AIM OF THE TASK:
Pick out all lines in the listing holding the string "Coin" and copy them.

-- Begin --

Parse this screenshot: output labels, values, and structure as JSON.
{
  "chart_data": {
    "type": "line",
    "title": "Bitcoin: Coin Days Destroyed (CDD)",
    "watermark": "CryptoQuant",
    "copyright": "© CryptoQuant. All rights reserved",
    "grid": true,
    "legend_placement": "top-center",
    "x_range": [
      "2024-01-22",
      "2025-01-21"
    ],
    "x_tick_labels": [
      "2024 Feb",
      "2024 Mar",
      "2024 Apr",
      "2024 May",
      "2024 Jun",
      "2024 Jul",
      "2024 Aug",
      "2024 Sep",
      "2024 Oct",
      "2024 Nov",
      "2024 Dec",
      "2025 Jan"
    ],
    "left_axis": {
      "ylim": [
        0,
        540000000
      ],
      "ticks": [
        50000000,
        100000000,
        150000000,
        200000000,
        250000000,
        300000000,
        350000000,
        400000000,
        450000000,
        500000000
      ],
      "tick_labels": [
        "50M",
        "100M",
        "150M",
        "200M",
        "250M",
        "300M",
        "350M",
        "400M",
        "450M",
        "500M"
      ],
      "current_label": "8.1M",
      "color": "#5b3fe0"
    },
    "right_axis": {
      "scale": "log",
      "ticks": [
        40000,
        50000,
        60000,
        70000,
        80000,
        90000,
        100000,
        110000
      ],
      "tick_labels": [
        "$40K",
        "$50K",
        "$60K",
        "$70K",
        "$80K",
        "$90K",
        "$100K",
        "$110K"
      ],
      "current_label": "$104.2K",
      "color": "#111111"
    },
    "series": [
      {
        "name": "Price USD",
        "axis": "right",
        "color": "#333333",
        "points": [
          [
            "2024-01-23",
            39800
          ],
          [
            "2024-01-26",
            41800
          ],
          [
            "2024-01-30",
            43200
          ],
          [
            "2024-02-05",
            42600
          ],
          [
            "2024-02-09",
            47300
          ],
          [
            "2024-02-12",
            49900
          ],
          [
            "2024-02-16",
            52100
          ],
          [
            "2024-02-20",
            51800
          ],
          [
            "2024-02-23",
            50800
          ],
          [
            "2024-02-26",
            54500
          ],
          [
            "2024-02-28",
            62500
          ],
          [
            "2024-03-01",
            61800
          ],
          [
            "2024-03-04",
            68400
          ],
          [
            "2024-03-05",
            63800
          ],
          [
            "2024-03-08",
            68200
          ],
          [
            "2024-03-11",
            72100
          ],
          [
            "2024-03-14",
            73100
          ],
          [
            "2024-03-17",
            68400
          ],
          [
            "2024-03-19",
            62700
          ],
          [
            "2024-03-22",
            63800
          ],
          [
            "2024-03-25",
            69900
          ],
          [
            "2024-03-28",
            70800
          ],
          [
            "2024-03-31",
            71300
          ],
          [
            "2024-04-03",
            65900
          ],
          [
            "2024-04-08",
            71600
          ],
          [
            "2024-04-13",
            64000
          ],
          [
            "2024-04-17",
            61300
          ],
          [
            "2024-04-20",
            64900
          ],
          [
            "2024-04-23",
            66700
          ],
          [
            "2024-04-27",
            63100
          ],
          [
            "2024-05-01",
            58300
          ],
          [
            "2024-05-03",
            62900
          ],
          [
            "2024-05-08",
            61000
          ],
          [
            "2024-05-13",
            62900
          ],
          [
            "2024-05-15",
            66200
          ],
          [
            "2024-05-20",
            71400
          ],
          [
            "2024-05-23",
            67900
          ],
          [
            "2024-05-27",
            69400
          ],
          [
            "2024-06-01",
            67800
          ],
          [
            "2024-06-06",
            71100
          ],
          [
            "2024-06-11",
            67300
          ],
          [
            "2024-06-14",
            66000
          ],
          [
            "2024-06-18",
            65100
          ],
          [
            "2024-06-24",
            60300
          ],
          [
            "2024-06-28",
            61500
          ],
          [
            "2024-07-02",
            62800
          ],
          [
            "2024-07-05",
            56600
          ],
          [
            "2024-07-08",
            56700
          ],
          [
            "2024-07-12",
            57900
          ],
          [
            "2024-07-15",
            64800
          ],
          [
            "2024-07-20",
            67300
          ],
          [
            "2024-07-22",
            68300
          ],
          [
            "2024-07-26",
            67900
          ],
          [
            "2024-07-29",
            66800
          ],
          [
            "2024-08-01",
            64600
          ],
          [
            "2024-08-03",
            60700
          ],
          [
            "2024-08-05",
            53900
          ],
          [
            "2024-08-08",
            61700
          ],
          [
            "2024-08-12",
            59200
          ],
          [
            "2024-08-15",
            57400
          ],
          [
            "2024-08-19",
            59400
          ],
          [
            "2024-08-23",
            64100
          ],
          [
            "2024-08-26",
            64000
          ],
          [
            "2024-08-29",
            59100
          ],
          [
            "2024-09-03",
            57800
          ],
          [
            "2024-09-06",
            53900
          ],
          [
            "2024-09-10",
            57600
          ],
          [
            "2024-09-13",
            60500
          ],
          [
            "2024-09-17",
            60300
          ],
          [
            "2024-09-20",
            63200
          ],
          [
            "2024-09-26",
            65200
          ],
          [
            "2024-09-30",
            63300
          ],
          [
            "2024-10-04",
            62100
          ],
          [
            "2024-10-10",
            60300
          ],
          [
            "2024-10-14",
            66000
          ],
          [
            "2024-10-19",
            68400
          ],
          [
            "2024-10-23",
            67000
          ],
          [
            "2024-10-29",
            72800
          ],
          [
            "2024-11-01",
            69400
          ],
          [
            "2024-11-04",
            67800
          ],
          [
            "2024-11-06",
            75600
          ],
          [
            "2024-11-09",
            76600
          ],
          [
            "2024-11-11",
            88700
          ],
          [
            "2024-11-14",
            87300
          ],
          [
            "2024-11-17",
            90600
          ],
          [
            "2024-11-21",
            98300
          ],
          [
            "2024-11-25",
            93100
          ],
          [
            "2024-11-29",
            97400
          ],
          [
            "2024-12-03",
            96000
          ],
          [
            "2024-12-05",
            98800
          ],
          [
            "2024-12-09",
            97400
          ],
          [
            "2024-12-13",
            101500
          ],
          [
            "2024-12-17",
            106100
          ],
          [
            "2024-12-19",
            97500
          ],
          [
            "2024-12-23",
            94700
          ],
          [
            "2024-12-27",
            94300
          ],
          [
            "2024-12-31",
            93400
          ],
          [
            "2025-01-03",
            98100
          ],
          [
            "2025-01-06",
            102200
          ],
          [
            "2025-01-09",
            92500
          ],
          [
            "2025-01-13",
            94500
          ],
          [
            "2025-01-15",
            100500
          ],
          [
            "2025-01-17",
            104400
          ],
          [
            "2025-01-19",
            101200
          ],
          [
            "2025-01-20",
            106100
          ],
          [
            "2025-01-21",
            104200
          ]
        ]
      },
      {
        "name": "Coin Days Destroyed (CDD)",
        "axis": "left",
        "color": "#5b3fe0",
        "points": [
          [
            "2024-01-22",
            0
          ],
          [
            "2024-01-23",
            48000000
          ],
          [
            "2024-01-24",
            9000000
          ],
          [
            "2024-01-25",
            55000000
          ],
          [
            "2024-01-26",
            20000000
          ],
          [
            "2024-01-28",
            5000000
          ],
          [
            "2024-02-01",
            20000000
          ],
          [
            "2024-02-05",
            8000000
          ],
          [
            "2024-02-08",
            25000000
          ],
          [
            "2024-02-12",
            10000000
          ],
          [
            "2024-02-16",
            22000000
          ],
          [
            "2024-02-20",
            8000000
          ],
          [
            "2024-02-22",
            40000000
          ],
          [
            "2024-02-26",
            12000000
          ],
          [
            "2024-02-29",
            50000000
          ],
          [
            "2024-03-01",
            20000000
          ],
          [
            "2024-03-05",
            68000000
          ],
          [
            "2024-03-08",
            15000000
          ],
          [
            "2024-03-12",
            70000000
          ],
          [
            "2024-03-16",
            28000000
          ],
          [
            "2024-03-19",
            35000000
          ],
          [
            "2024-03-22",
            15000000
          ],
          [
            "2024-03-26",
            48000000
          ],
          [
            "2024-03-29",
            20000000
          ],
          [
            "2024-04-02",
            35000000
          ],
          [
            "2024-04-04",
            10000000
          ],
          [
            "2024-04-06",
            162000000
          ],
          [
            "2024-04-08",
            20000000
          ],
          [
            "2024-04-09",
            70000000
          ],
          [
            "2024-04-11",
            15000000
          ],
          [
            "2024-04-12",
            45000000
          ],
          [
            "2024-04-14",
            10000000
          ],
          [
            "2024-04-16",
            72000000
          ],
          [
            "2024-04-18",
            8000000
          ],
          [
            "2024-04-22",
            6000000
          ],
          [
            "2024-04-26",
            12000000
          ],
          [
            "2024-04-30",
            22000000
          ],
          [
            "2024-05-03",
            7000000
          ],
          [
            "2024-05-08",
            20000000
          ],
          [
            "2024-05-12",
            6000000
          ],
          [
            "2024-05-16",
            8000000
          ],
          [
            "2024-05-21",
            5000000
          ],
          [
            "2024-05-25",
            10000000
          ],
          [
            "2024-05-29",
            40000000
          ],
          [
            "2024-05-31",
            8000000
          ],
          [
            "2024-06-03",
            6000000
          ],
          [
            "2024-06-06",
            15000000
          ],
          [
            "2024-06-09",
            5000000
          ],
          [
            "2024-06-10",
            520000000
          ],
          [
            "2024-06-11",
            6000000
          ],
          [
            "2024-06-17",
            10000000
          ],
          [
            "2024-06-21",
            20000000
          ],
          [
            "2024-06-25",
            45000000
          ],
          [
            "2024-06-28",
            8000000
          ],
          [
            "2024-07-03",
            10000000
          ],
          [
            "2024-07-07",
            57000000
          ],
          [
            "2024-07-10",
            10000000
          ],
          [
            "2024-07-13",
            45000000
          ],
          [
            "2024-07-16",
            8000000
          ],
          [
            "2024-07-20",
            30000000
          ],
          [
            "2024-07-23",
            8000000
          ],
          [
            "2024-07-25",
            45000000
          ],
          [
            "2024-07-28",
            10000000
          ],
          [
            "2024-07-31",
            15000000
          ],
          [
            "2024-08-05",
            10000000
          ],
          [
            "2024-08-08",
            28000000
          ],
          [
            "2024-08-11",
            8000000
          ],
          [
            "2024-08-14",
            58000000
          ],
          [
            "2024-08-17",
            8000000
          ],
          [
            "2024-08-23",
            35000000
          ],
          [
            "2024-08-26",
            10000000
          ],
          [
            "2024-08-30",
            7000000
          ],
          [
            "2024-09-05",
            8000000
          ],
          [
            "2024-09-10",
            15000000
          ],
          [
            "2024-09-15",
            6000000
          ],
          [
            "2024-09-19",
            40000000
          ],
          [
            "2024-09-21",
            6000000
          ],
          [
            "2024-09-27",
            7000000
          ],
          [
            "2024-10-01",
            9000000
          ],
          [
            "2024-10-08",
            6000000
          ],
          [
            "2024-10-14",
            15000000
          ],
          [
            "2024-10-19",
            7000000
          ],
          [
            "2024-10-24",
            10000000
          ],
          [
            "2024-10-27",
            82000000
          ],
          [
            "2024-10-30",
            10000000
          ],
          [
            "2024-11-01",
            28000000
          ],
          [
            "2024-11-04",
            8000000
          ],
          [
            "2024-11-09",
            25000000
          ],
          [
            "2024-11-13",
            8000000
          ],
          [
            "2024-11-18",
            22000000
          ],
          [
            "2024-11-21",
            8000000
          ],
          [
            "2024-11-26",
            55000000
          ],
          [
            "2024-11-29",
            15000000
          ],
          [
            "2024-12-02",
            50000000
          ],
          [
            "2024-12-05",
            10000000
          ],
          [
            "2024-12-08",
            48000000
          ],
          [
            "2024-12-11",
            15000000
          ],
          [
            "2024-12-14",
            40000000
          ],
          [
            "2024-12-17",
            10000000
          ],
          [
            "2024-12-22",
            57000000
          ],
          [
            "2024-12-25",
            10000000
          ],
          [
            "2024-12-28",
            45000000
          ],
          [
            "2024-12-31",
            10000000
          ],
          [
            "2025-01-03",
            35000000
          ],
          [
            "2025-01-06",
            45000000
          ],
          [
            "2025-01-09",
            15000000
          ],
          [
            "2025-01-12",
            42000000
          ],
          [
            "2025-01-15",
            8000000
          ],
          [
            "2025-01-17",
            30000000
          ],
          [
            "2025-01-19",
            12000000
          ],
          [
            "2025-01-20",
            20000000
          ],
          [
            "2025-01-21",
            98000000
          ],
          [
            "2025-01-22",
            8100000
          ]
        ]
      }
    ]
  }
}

-- End --

COMPLETE RESPONSE:
    "title": "Bitcoin: Coin Days Destroyed (CDD)",
        "name": "Coin Days Destroyed (CDD)",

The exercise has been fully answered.